▸ **STORED ROWS**:
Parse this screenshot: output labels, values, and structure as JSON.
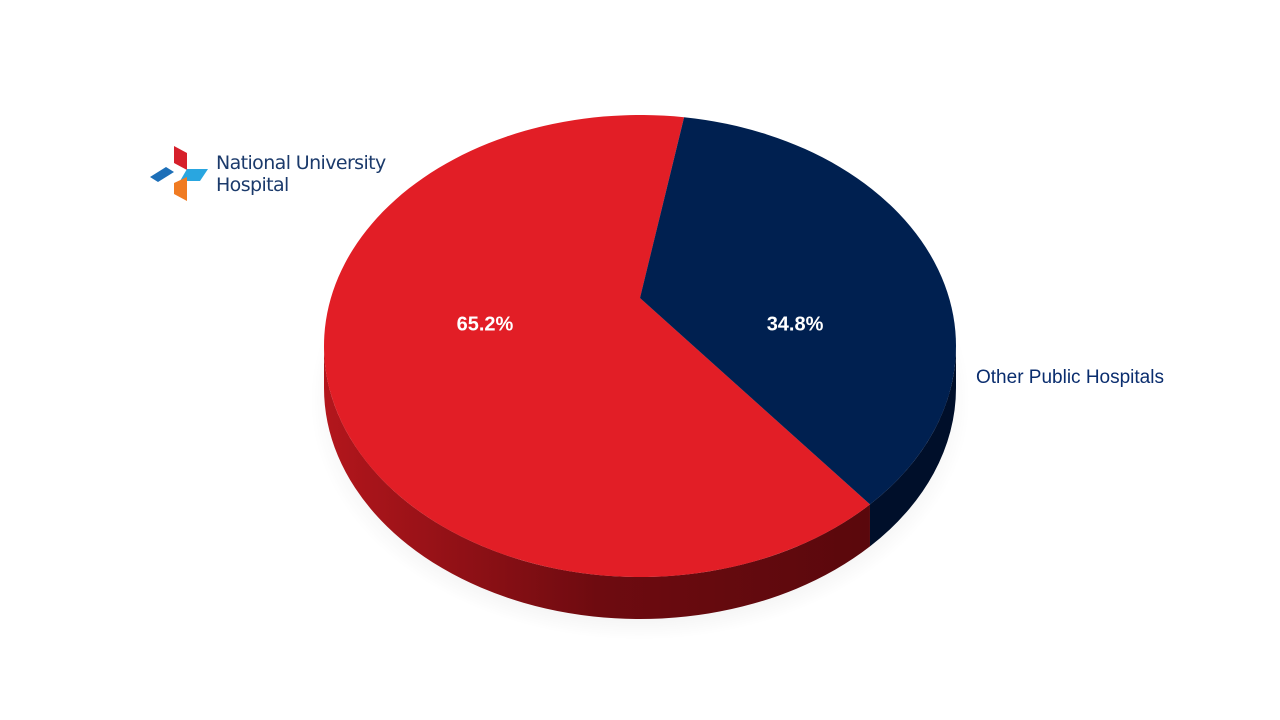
{
  "chart_data": {
    "type": "pie",
    "categories": [
      "National University Hospital",
      "Other Public Hospitals"
    ],
    "values": [
      65.2,
      34.8
    ],
    "value_labels": [
      "65.2%",
      "34.8%"
    ],
    "colors": [
      "#e21e26",
      "#002050"
    ]
  }
}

▸ **DO THIS**: Exclude the pictures and transcribe all of the entries exactly.

▸ **SOLUTION**:
Parse this screenshot: output labels, values, and structure as JSON.
{
  "chart_data": {
    "type": "pie",
    "categories": [
      "National University Hospital",
      "Other Public Hospitals"
    ],
    "values": [
      65.2,
      34.8
    ],
    "value_labels": [
      "65.2%",
      "34.8%"
    ],
    "colors": [
      "#e21e26",
      "#002050"
    ]
  }
}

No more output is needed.